■ **STATED TASK**
Drop every picture and give the entries back exactly.
SOURCE DATA start
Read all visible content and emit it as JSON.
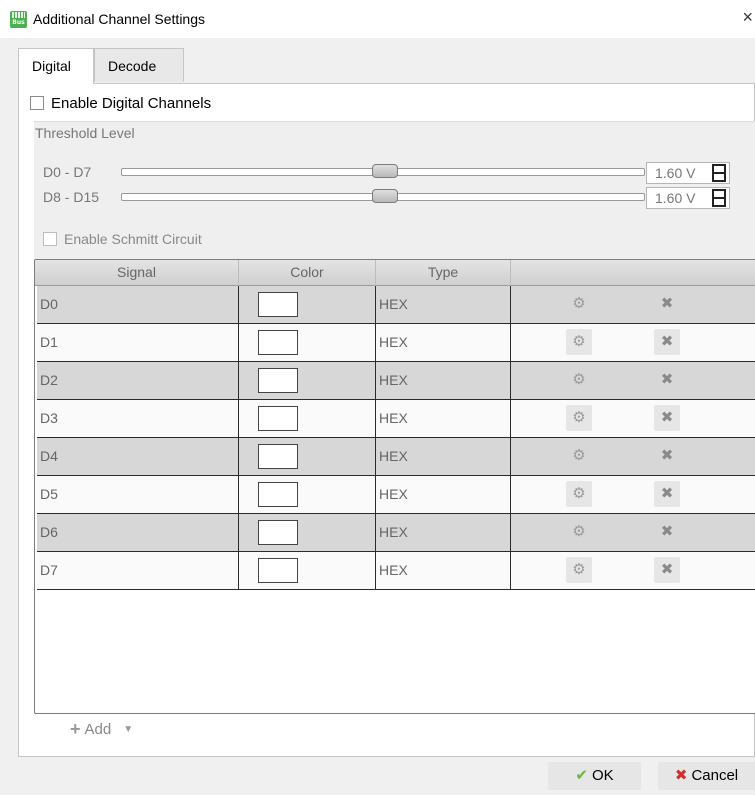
{
  "window": {
    "title": "Additional Channel Settings",
    "app_icon_text": "Bus",
    "close_label": "×"
  },
  "tabs": [
    {
      "label": "Digital",
      "active": true
    },
    {
      "label": "Decode",
      "active": false
    }
  ],
  "digital": {
    "enable_label": "Enable Digital Channels",
    "enabled": false,
    "threshold": {
      "title": "Threshold Level",
      "groups": [
        {
          "label": "D0 - D7",
          "value": "1.60 V",
          "slider_fraction": 0.5
        },
        {
          "label": "D8 - D15",
          "value": "1.60 V",
          "slider_fraction": 0.5
        }
      ],
      "schmitt_label": "Enable Schmitt Circuit",
      "schmitt_enabled": false
    },
    "table": {
      "headers": [
        "Signal",
        "Color",
        "Type",
        ""
      ],
      "rows": [
        {
          "signal": "D0",
          "color": "#ffffff",
          "type": "HEX"
        },
        {
          "signal": "D1",
          "color": "#ffffff",
          "type": "HEX"
        },
        {
          "signal": "D2",
          "color": "#ffffff",
          "type": "HEX"
        },
        {
          "signal": "D3",
          "color": "#ffffff",
          "type": "HEX"
        },
        {
          "signal": "D4",
          "color": "#ffffff",
          "type": "HEX"
        },
        {
          "signal": "D5",
          "color": "#ffffff",
          "type": "HEX"
        },
        {
          "signal": "D6",
          "color": "#ffffff",
          "type": "HEX"
        },
        {
          "signal": "D7",
          "color": "#ffffff",
          "type": "HEX"
        }
      ],
      "row_actions": {
        "settings_icon": "gear-icon",
        "delete_icon": "close-icon"
      }
    },
    "add_label": "Add"
  },
  "footer": {
    "ok_label": "OK",
    "cancel_label": "Cancel"
  },
  "colors": {
    "ok_check": "#6cb33f",
    "cancel_x": "#d32f2f",
    "app_icon": "#4caf50"
  }
}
SOURCE DATA end
■ **RESPONSE**
Read all visible content and emit it as JSON.
{
  "window": {
    "title": "Additional Channel Settings",
    "app_icon_text": "Bus",
    "close_label": "×"
  },
  "tabs": [
    {
      "label": "Digital",
      "active": true
    },
    {
      "label": "Decode",
      "active": false
    }
  ],
  "digital": {
    "enable_label": "Enable Digital Channels",
    "enabled": false,
    "threshold": {
      "title": "Threshold Level",
      "groups": [
        {
          "label": "D0 - D7",
          "value": "1.60 V",
          "slider_fraction": 0.5
        },
        {
          "label": "D8 - D15",
          "value": "1.60 V",
          "slider_fraction": 0.5
        }
      ],
      "schmitt_label": "Enable Schmitt Circuit",
      "schmitt_enabled": false
    },
    "table": {
      "headers": [
        "Signal",
        "Color",
        "Type",
        ""
      ],
      "rows": [
        {
          "signal": "D0",
          "color": "#ffffff",
          "type": "HEX"
        },
        {
          "signal": "D1",
          "color": "#ffffff",
          "type": "HEX"
        },
        {
          "signal": "D2",
          "color": "#ffffff",
          "type": "HEX"
        },
        {
          "signal": "D3",
          "color": "#ffffff",
          "type": "HEX"
        },
        {
          "signal": "D4",
          "color": "#ffffff",
          "type": "HEX"
        },
        {
          "signal": "D5",
          "color": "#ffffff",
          "type": "HEX"
        },
        {
          "signal": "D6",
          "color": "#ffffff",
          "type": "HEX"
        },
        {
          "signal": "D7",
          "color": "#ffffff",
          "type": "HEX"
        }
      ],
      "row_actions": {
        "settings_icon": "gear-icon",
        "delete_icon": "close-icon"
      }
    },
    "add_label": "Add"
  },
  "footer": {
    "ok_label": "OK",
    "cancel_label": "Cancel"
  },
  "colors": {
    "ok_check": "#6cb33f",
    "cancel_x": "#d32f2f",
    "app_icon": "#4caf50"
  }
}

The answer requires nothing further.